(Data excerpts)
● ● ● ●

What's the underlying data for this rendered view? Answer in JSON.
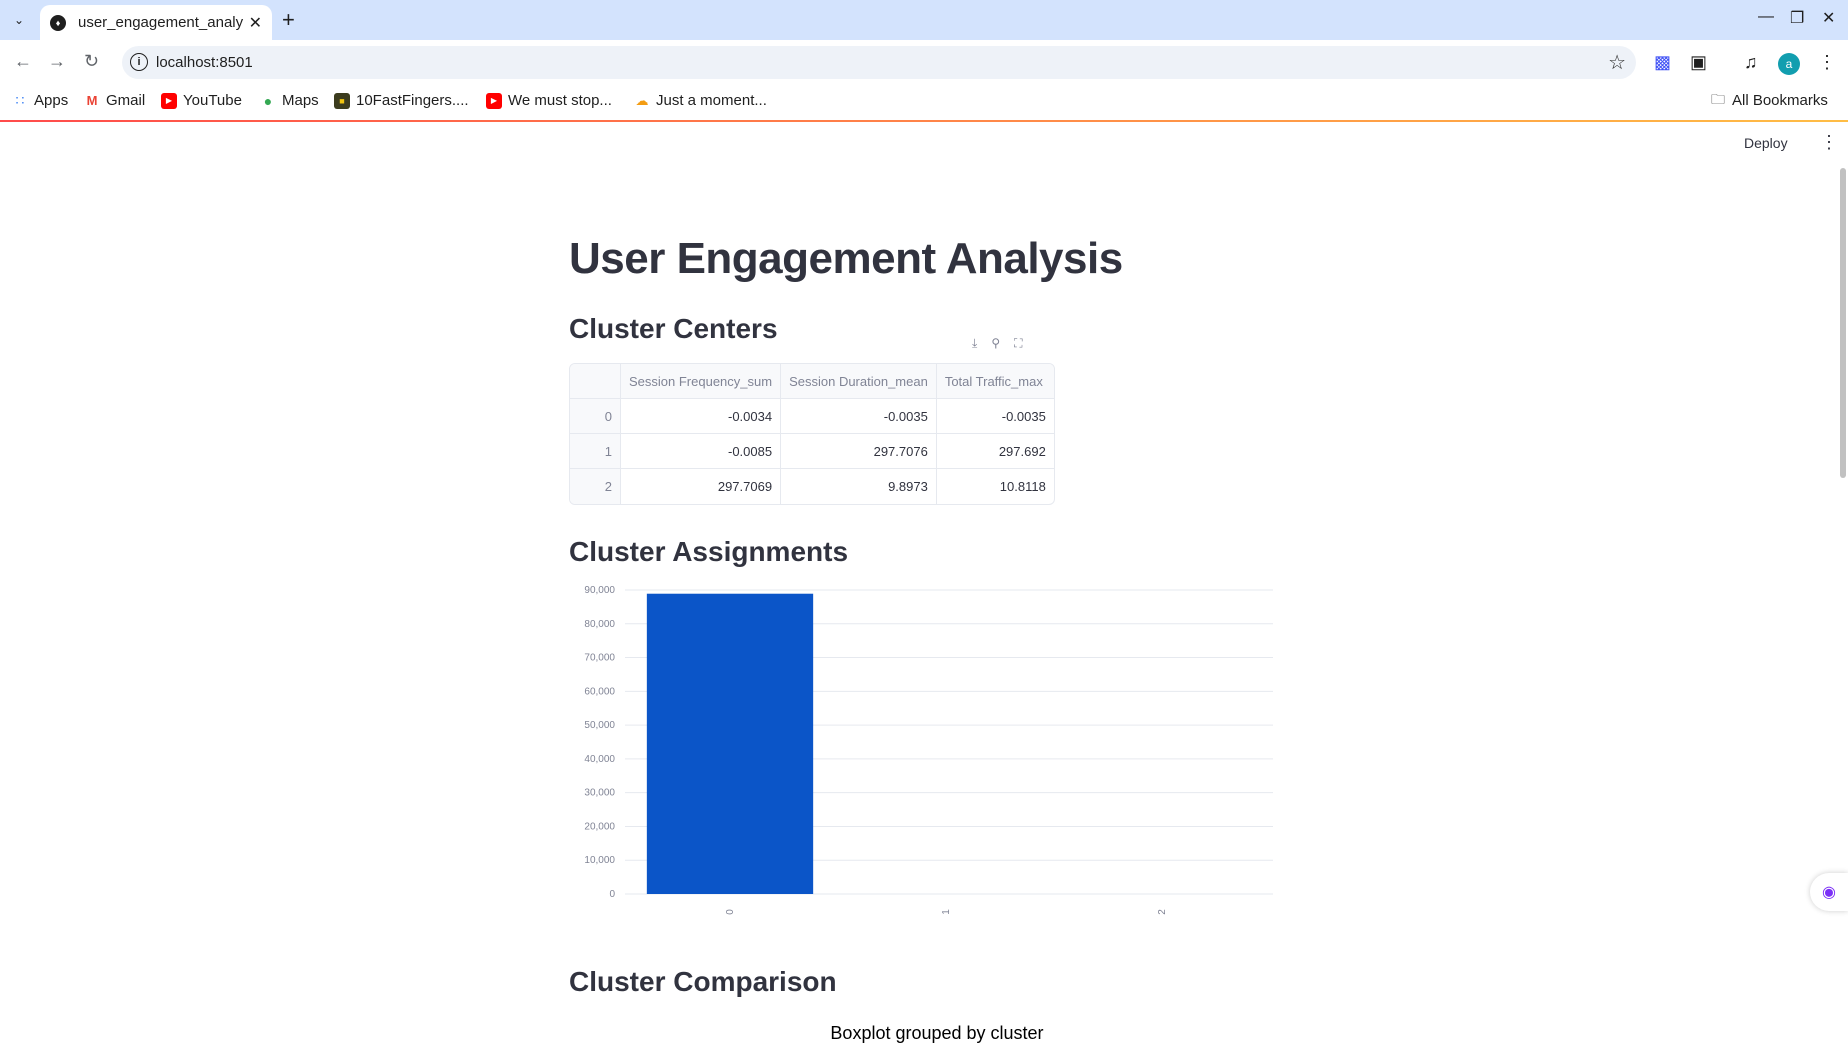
{
  "browser": {
    "tab_title": "user_engagement_analy",
    "url": "localhost:8501",
    "bookmarks": [
      "Apps",
      "Gmail",
      "YouTube",
      "Maps",
      "10FastFingers....",
      "We must stop...",
      "Just a moment..."
    ],
    "all_bookmarks": "All Bookmarks",
    "profile_initial": "a"
  },
  "header": {
    "deploy_label": "Deploy"
  },
  "page": {
    "title": "User Engagement Analysis",
    "section_centers": "Cluster Centers",
    "section_assignments": "Cluster Assignments",
    "section_comparison": "Cluster Comparison",
    "boxplot_title": "Boxplot grouped by cluster"
  },
  "table": {
    "columns": [
      "",
      "Session Frequency_sum",
      "Session Duration_mean",
      "Total Traffic_max"
    ],
    "rows": [
      [
        "0",
        "-0.0034",
        "-0.0035",
        "-0.0035"
      ],
      [
        "1",
        "-0.0085",
        "297.7076",
        "297.692"
      ],
      [
        "2",
        "297.7069",
        "9.8973",
        "10.8118"
      ]
    ]
  },
  "chart_data": {
    "type": "bar",
    "categories": [
      "0",
      "1",
      "2"
    ],
    "values": [
      88900,
      0,
      0
    ],
    "ylim": [
      0,
      90000
    ],
    "yticks": [
      "90,000",
      "80,000",
      "70,000",
      "60,000",
      "50,000",
      "40,000",
      "30,000",
      "20,000",
      "10,000",
      "0"
    ],
    "grid": true,
    "bar_color": "#0b55c8"
  },
  "colors": {
    "accent": "#ff4b4b",
    "text": "#31333f",
    "tabstrip": "#d3e3fd"
  }
}
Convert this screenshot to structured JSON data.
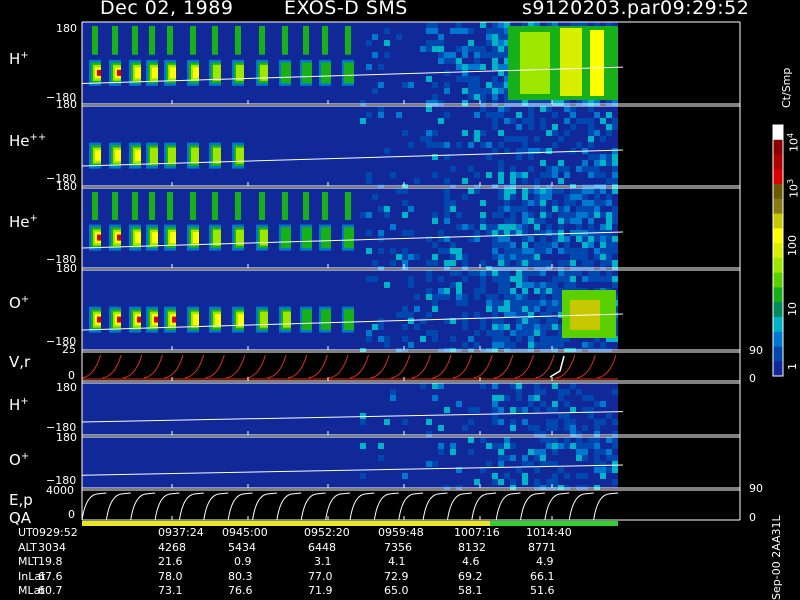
{
  "header": {
    "date": "Dec 02, 1989",
    "instrument": "EXOS-D SMS",
    "file": "s9120203.par",
    "time": "09:29:52"
  },
  "panels": [
    {
      "label": "H",
      "sup": "+",
      "ymax": "180",
      "ymin": "−180"
    },
    {
      "label": "He",
      "sup": "++",
      "ymax": "180",
      "ymin": "−180"
    },
    {
      "label": "He",
      "sup": "+",
      "ymax": "180",
      "ymin": "−180"
    },
    {
      "label": "O",
      "sup": "+",
      "ymax": "180",
      "ymin": "−180"
    },
    {
      "label": "V,r",
      "sup": "",
      "ymax": "25",
      "ymin": "0",
      "rmax": "90",
      "rmin": "0"
    },
    {
      "label": "H",
      "sup": "+",
      "ymax": "180",
      "ymin": "−180"
    },
    {
      "label": "O",
      "sup": "+",
      "ymax": "180",
      "ymin": "−180"
    },
    {
      "label": "E,p",
      "sup": "",
      "ymax": "4000",
      "ymin": "0",
      "rmax": "90",
      "rmin": "0"
    }
  ],
  "qa_label": "QA",
  "colorbar": {
    "title": "Ct/Smp",
    "ticks": [
      "10",
      "10",
      "100",
      "10",
      "1"
    ],
    "tick_sups": [
      "4",
      "3",
      "",
      "",
      ""
    ],
    "colors": [
      "#ffffff",
      "#8b0000",
      "#b00000",
      "#dd0000",
      "#6b5a00",
      "#8a7a10",
      "#c8c800",
      "#ffff00",
      "#d8f000",
      "#9ee800",
      "#5ad000",
      "#18b018",
      "#008c5a",
      "#00b4c8",
      "#0078d0",
      "#0048b0",
      "#102898"
    ]
  },
  "table": {
    "rows": [
      {
        "label": "UT",
        "values": [
          "0929:52",
          "0937:24",
          "0945:00",
          "0952:20",
          "0959:48",
          "1007:16",
          "1014:40"
        ]
      },
      {
        "label": "ALT",
        "values": [
          "3034",
          "4268",
          "5434",
          "6448",
          "7356",
          "8132",
          "8771"
        ]
      },
      {
        "label": "MLT",
        "values": [
          "19.8",
          "21.6",
          "0.9",
          "3.1",
          "4.1",
          "4.6",
          "4.9"
        ]
      },
      {
        "label": "InLat",
        "values": [
          "67.6",
          "78.0",
          "80.3",
          "77.0",
          "72.9",
          "69.2",
          "66.1"
        ]
      },
      {
        "label": "MLat",
        "values": [
          "60.7",
          "73.1",
          "76.6",
          "71.9",
          "65.0",
          "58.1",
          "51.6"
        ]
      }
    ]
  },
  "footer_version": "Sep-00 2AA31L",
  "chart_data": {
    "type": "heatmap",
    "title": "Dec 02, 1989 EXOS-D SMS",
    "x_ticks": [
      "0929:52",
      "0937:24",
      "0945:00",
      "0952:20",
      "0959:48",
      "1007:16",
      "1014:40"
    ],
    "panels": [
      {
        "name": "H+",
        "ylim": [
          -180,
          180
        ]
      },
      {
        "name": "He++",
        "ylim": [
          -180,
          180
        ]
      },
      {
        "name": "He+",
        "ylim": [
          -180,
          180
        ]
      },
      {
        "name": "O+",
        "ylim": [
          -180,
          180
        ]
      },
      {
        "name": "V,r",
        "ylim": [
          0,
          25
        ],
        "right_ylim": [
          0,
          90
        ]
      },
      {
        "name": "H+",
        "ylim": [
          -180,
          180
        ]
      },
      {
        "name": "O+",
        "ylim": [
          -180,
          180
        ]
      },
      {
        "name": "E,p",
        "ylim": [
          0,
          4000
        ],
        "right_ylim": [
          0,
          90
        ]
      }
    ],
    "colorscale": {
      "label": "Ct/Smp",
      "scale": "log",
      "range": [
        1,
        10000
      ]
    },
    "qa_segments": [
      "yellow",
      "green"
    ]
  }
}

● ● ● ●

Challenge:
Transcribe the entries above verbatim, omitting their pictures.

In response:
What's the underlying data for this rendered view? Answer in JSON.
{
  "browser": {
    "tab_title": "user_engagement_analy",
    "url": "localhost:8501",
    "bookmarks": [
      "Apps",
      "Gmail",
      "YouTube",
      "Maps",
      "10FastFingers....",
      "We must stop...",
      "Just a moment..."
    ],
    "all_bookmarks": "All Bookmarks",
    "profile_initial": "a"
  },
  "header": {
    "deploy_label": "Deploy"
  },
  "page": {
    "title": "User Engagement Analysis",
    "section_centers": "Cluster Centers",
    "section_assignments": "Cluster Assignments",
    "section_comparison": "Cluster Comparison",
    "boxplot_title": "Boxplot grouped by cluster"
  },
  "table": {
    "columns": [
      "",
      "Session Frequency_sum",
      "Session Duration_mean",
      "Total Traffic_max"
    ],
    "rows": [
      [
        "0",
        "-0.0034",
        "-0.0035",
        "-0.0035"
      ],
      [
        "1",
        "-0.0085",
        "297.7076",
        "297.692"
      ],
      [
        "2",
        "297.7069",
        "9.8973",
        "10.8118"
      ]
    ]
  },
  "chart_data": {
    "type": "bar",
    "categories": [
      "0",
      "1",
      "2"
    ],
    "values": [
      88900,
      0,
      0
    ],
    "ylim": [
      0,
      90000
    ],
    "yticks": [
      "90,000",
      "80,000",
      "70,000",
      "60,000",
      "50,000",
      "40,000",
      "30,000",
      "20,000",
      "10,000",
      "0"
    ],
    "grid": true,
    "bar_color": "#0b55c8"
  },
  "colors": {
    "accent": "#ff4b4b",
    "text": "#31333f",
    "tabstrip": "#d3e3fd"
  }
}
Convert this screenshot to structured JSON data.
{
  "header": {
    "date": "Dec 02, 1989",
    "instrument": "EXOS-D SMS",
    "file": "s9120203.par",
    "time": "09:29:52"
  },
  "panels": [
    {
      "label": "H",
      "sup": "+",
      "ymax": "180",
      "ymin": "−180"
    },
    {
      "label": "He",
      "sup": "++",
      "ymax": "180",
      "ymin": "−180"
    },
    {
      "label": "He",
      "sup": "+",
      "ymax": "180",
      "ymin": "−180"
    },
    {
      "label": "O",
      "sup": "+",
      "ymax": "180",
      "ymin": "−180"
    },
    {
      "label": "V,r",
      "sup": "",
      "ymax": "25",
      "ymin": "0",
      "rmax": "90",
      "rmin": "0"
    },
    {
      "label": "H",
      "sup": "+",
      "ymax": "180",
      "ymin": "−180"
    },
    {
      "label": "O",
      "sup": "+",
      "ymax": "180",
      "ymin": "−180"
    },
    {
      "label": "E,p",
      "sup": "",
      "ymax": "4000",
      "ymin": "0",
      "rmax": "90",
      "rmin": "0"
    }
  ],
  "qa_label": "QA",
  "colorbar": {
    "title": "Ct/Smp",
    "ticks": [
      "10",
      "10",
      "100",
      "10",
      "1"
    ],
    "tick_sups": [
      "4",
      "3",
      "",
      "",
      ""
    ],
    "colors": [
      "#ffffff",
      "#8b0000",
      "#b00000",
      "#dd0000",
      "#6b5a00",
      "#8a7a10",
      "#c8c800",
      "#ffff00",
      "#d8f000",
      "#9ee800",
      "#5ad000",
      "#18b018",
      "#008c5a",
      "#00b4c8",
      "#0078d0",
      "#0048b0",
      "#102898"
    ]
  },
  "table": {
    "rows": [
      {
        "label": "UT",
        "values": [
          "0929:52",
          "0937:24",
          "0945:00",
          "0952:20",
          "0959:48",
          "1007:16",
          "1014:40"
        ]
      },
      {
        "label": "ALT",
        "values": [
          "3034",
          "4268",
          "5434",
          "6448",
          "7356",
          "8132",
          "8771"
        ]
      },
      {
        "label": "MLT",
        "values": [
          "19.8",
          "21.6",
          "0.9",
          "3.1",
          "4.1",
          "4.6",
          "4.9"
        ]
      },
      {
        "label": "InLat",
        "values": [
          "67.6",
          "78.0",
          "80.3",
          "77.0",
          "72.9",
          "69.2",
          "66.1"
        ]
      },
      {
        "label": "MLat",
        "values": [
          "60.7",
          "73.1",
          "76.6",
          "71.9",
          "65.0",
          "58.1",
          "51.6"
        ]
      }
    ]
  },
  "footer_version": "Sep-00 2AA31L",
  "chart_data": {
    "type": "heatmap",
    "title": "Dec 02, 1989 EXOS-D SMS",
    "x_ticks": [
      "0929:52",
      "0937:24",
      "0945:00",
      "0952:20",
      "0959:48",
      "1007:16",
      "1014:40"
    ],
    "panels": [
      {
        "name": "H+",
        "ylim": [
          -180,
          180
        ]
      },
      {
        "name": "He++",
        "ylim": [
          -180,
          180
        ]
      },
      {
        "name": "He+",
        "ylim": [
          -180,
          180
        ]
      },
      {
        "name": "O+",
        "ylim": [
          -180,
          180
        ]
      },
      {
        "name": "V,r",
        "ylim": [
          0,
          25
        ],
        "right_ylim": [
          0,
          90
        ]
      },
      {
        "name": "H+",
        "ylim": [
          -180,
          180
        ]
      },
      {
        "name": "O+",
        "ylim": [
          -180,
          180
        ]
      },
      {
        "name": "E,p",
        "ylim": [
          0,
          4000
        ],
        "right_ylim": [
          0,
          90
        ]
      }
    ],
    "colorscale": {
      "label": "Ct/Smp",
      "scale": "log",
      "range": [
        1,
        10000
      ]
    },
    "qa_segments": [
      "yellow",
      "green"
    ]
  }
}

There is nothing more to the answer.